Extract every line of each item below and reproduce it verbatim.
* start Data for this exercise *
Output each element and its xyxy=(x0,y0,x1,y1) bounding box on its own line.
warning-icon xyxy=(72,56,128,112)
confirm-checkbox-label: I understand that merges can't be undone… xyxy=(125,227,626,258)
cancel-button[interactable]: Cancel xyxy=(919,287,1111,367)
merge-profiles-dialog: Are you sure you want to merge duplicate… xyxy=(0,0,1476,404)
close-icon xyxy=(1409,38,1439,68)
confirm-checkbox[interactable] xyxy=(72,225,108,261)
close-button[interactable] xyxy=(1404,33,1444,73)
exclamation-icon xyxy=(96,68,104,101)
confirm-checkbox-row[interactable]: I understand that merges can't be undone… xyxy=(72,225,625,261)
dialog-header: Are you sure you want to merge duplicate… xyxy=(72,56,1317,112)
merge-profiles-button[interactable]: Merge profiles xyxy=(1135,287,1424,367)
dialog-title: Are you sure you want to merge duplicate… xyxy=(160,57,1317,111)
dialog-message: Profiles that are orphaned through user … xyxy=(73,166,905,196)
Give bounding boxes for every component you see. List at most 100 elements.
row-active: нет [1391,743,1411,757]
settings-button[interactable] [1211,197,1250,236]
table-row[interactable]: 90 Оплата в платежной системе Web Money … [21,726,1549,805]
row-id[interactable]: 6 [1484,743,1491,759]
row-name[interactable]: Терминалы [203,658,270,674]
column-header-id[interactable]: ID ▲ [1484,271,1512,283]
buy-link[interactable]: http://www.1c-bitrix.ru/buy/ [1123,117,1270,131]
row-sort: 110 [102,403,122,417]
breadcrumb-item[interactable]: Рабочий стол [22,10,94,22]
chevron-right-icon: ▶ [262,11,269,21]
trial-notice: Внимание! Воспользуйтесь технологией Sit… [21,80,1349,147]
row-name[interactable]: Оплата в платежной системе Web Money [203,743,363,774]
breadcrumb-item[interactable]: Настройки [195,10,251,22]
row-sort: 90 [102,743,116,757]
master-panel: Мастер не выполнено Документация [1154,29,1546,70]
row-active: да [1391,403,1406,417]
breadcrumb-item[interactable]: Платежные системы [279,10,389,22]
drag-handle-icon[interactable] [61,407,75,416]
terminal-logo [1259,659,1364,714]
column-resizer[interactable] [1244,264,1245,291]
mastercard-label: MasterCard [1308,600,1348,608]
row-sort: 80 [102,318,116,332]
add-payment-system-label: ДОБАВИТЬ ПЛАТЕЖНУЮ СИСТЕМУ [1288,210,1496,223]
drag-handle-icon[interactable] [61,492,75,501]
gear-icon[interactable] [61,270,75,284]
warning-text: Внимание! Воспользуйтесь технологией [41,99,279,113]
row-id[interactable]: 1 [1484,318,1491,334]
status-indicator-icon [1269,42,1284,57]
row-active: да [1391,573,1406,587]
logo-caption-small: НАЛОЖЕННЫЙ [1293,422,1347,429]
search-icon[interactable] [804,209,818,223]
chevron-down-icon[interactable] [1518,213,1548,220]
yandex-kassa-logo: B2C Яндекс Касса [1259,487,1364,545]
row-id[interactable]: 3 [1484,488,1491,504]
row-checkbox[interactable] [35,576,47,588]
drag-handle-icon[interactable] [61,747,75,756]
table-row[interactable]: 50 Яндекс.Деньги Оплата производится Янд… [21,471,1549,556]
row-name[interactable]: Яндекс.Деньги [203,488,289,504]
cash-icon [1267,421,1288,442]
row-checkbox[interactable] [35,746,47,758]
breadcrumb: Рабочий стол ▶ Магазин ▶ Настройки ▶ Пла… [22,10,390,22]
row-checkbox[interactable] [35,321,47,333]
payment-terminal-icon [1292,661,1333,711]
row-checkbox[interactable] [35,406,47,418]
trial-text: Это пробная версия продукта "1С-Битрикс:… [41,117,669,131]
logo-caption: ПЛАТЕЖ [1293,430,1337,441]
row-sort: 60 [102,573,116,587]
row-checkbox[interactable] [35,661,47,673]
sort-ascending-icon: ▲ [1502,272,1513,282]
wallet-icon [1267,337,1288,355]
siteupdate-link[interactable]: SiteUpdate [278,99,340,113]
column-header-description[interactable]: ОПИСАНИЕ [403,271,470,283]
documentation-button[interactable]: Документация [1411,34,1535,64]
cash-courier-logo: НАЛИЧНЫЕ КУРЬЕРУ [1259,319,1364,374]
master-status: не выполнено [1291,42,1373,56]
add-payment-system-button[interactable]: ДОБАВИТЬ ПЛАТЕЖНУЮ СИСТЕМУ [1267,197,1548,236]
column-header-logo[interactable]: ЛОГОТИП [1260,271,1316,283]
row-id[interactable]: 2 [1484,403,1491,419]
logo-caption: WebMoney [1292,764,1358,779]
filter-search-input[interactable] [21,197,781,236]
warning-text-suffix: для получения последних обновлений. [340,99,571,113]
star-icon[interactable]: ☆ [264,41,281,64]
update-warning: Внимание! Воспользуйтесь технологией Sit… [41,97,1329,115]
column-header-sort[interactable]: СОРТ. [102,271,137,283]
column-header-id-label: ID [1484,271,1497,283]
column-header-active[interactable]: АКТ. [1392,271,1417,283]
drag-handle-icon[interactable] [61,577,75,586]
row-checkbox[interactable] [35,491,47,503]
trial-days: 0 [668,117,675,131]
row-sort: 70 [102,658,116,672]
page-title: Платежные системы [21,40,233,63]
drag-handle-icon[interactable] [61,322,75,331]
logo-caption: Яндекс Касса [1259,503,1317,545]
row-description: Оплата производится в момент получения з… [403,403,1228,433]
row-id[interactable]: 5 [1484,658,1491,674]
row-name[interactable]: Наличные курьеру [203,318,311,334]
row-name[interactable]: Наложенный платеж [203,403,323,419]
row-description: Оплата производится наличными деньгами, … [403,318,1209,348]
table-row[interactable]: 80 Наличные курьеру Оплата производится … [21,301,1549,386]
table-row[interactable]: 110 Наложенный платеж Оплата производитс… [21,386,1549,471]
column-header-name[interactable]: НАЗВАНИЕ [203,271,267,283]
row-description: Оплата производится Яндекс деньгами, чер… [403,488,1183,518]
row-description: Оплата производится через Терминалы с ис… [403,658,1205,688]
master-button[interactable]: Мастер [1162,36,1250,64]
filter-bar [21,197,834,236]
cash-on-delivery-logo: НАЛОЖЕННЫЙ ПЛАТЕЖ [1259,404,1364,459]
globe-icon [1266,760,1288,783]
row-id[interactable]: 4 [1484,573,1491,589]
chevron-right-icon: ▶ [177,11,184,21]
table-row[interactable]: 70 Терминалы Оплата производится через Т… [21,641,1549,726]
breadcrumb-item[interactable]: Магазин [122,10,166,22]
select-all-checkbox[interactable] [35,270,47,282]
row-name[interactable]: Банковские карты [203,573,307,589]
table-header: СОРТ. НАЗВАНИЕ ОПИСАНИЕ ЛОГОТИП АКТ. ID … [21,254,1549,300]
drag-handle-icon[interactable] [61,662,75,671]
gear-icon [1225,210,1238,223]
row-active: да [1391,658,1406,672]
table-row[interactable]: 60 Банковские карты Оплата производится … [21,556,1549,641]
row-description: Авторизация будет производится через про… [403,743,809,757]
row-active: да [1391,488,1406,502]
* end Data for this exercise *
§ Response to this exercise
Output each element and its xyxy=(x0,y0,x1,y1) bounding box on its own line.
warning-icon xyxy=(72,56,128,112)
confirm-checkbox-label: I understand that merges can't be undone… xyxy=(125,227,626,258)
cancel-button[interactable]: Cancel xyxy=(919,287,1111,367)
merge-profiles-dialog: Are you sure you want to merge duplicate… xyxy=(0,0,1476,404)
close-icon xyxy=(1409,38,1439,68)
confirm-checkbox[interactable] xyxy=(72,225,108,261)
close-button[interactable] xyxy=(1404,33,1444,73)
exclamation-icon xyxy=(96,68,104,101)
confirm-checkbox-row[interactable]: I understand that merges can't be undone… xyxy=(72,225,625,261)
dialog-header: Are you sure you want to merge duplicate… xyxy=(72,56,1317,112)
merge-profiles-button[interactable]: Merge profiles xyxy=(1135,287,1424,367)
dialog-title: Are you sure you want to merge duplicate… xyxy=(160,57,1317,111)
dialog-message: Profiles that are orphaned through user … xyxy=(73,166,905,196)
Give bounding boxes for every component you see. List at most 100 elements.
row-active: нет [1391,743,1411,757]
settings-button[interactable] [1211,197,1250,236]
table-row[interactable]: 90 Оплата в платежной системе Web Money … [21,726,1549,805]
row-id[interactable]: 6 [1484,743,1491,759]
row-name[interactable]: Терминалы [203,658,270,674]
column-header-id[interactable]: ID ▲ [1484,271,1512,283]
buy-link[interactable]: http://www.1c-bitrix.ru/buy/ [1123,117,1270,131]
row-sort: 110 [102,403,122,417]
breadcrumb-item[interactable]: Рабочий стол [22,10,94,22]
chevron-right-icon: ▶ [262,11,269,21]
trial-notice: Внимание! Воспользуйтесь технологией Sit… [21,80,1349,147]
row-name[interactable]: Оплата в платежной системе Web Money [203,743,363,774]
breadcrumb-item[interactable]: Настройки [195,10,251,22]
row-sort: 90 [102,743,116,757]
master-panel: Мастер не выполнено Документация [1154,29,1546,70]
row-active: да [1391,403,1406,417]
breadcrumb-item[interactable]: Платежные системы [279,10,389,22]
drag-handle-icon[interactable] [61,407,75,416]
terminal-logo [1259,659,1364,714]
column-resizer[interactable] [1244,264,1245,291]
mastercard-label: MasterCard [1308,600,1348,608]
row-sort: 80 [102,318,116,332]
add-payment-system-label: ДОБАВИТЬ ПЛАТЕЖНУЮ СИСТЕМУ [1288,210,1496,223]
drag-handle-icon[interactable] [61,492,75,501]
gear-icon[interactable] [61,270,75,284]
warning-text: Внимание! Воспользуйтесь технологией [41,99,279,113]
row-id[interactable]: 1 [1484,318,1491,334]
status-indicator-icon [1269,42,1284,57]
row-active: да [1391,573,1406,587]
logo-caption-small: НАЛОЖЕННЫЙ [1293,422,1347,429]
search-icon[interactable] [804,209,818,223]
chevron-down-icon[interactable] [1518,213,1548,220]
yandex-kassa-logo: B2C Яндекс Касса [1259,487,1364,545]
row-id[interactable]: 3 [1484,488,1491,504]
row-checkbox[interactable] [35,576,47,588]
drag-handle-icon[interactable] [61,747,75,756]
table-row[interactable]: 50 Яндекс.Деньги Оплата производится Янд… [21,471,1549,556]
row-name[interactable]: Яндекс.Деньги [203,488,289,504]
cash-icon [1267,421,1288,442]
row-checkbox[interactable] [35,746,47,758]
breadcrumb: Рабочий стол ▶ Магазин ▶ Настройки ▶ Пла… [22,10,390,22]
row-checkbox[interactable] [35,321,47,333]
payment-terminal-icon [1292,661,1333,711]
row-checkbox[interactable] [35,406,47,418]
trial-text: Это пробная версия продукта "1С-Битрикс:… [41,117,669,131]
logo-caption: ПЛАТЕЖ [1293,430,1337,441]
row-sort: 60 [102,573,116,587]
row-checkbox[interactable] [35,661,47,673]
sort-ascending-icon: ▲ [1502,272,1513,282]
wallet-icon [1267,337,1288,355]
siteupdate-link[interactable]: SiteUpdate [278,99,340,113]
column-header-description[interactable]: ОПИСАНИЕ [403,271,470,283]
documentation-button[interactable]: Документация [1411,34,1535,64]
cash-courier-logo: НАЛИЧНЫЕ КУРЬЕРУ [1259,319,1364,374]
master-status: не выполнено [1291,42,1373,56]
add-payment-system-button[interactable]: ДОБАВИТЬ ПЛАТЕЖНУЮ СИСТЕМУ [1267,197,1548,236]
column-header-logo[interactable]: ЛОГОТИП [1260,271,1316,283]
row-id[interactable]: 2 [1484,403,1491,419]
logo-caption: WebMoney [1292,764,1358,779]
filter-search-input[interactable] [21,197,781,236]
warning-text-suffix: для получения последних обновлений. [340,99,571,113]
star-icon[interactable]: ☆ [264,41,281,64]
update-warning: Внимание! Воспользуйтесь технологией Sit… [41,97,1329,115]
column-header-sort[interactable]: СОРТ. [102,271,137,283]
column-header-id-label: ID [1484,271,1497,283]
column-header-active[interactable]: АКТ. [1392,271,1417,283]
drag-handle-icon[interactable] [61,577,75,586]
row-checkbox[interactable] [35,491,47,503]
trial-days: 0 [668,117,675,131]
row-sort: 70 [102,658,116,672]
page-title: Платежные системы [21,40,233,63]
drag-handle-icon[interactable] [61,322,75,331]
logo-caption: Яндекс Касса [1259,503,1317,545]
row-description: Оплата производится в момент получения з… [403,403,1228,433]
row-id[interactable]: 5 [1484,658,1491,674]
row-name[interactable]: Наличные курьеру [203,318,311,334]
row-name[interactable]: Наложенный платеж [203,403,323,419]
row-description: Оплата производится наличными деньгами, … [403,318,1209,348]
table-row[interactable]: 80 Наличные курьеру Оплата производится … [21,301,1549,386]
table-row[interactable]: 110 Наложенный платеж Оплата производитс… [21,386,1549,471]
column-header-name[interactable]: НАЗВАНИЕ [203,271,267,283]
row-description: Оплата производится Яндекс деньгами, чер… [403,488,1183,518]
row-description: Оплата производится через Терминалы с ис… [403,658,1205,688]
master-button[interactable]: Мастер [1162,36,1250,64]
filter-bar [21,197,834,236]
cash-on-delivery-logo: НАЛОЖЕННЫЙ ПЛАТЕЖ [1259,404,1364,459]
globe-icon [1266,760,1288,783]
row-id[interactable]: 4 [1484,573,1491,589]
chevron-right-icon: ▶ [177,11,184,21]
table-row[interactable]: 70 Терминалы Оплата производится через Т… [21,641,1549,726]
breadcrumb-item[interactable]: Магазин [122,10,166,22]
select-all-checkbox[interactable] [35,270,47,282]
row-name[interactable]: Банковские карты [203,573,307,589]
table-header: СОРТ. НАЗВАНИЕ ОПИСАНИЕ ЛОГОТИП АКТ. ID … [21,254,1549,300]
drag-handle-icon[interactable] [61,662,75,671]
gear-icon [1225,210,1238,223]
row-active: да [1391,658,1406,672]
table-row[interactable]: 60 Банковские карты Оплата производится … [21,556,1549,641]
row-description: Авторизация будет производится через про… [403,743,809,757]
row-active: да [1391,488,1406,502]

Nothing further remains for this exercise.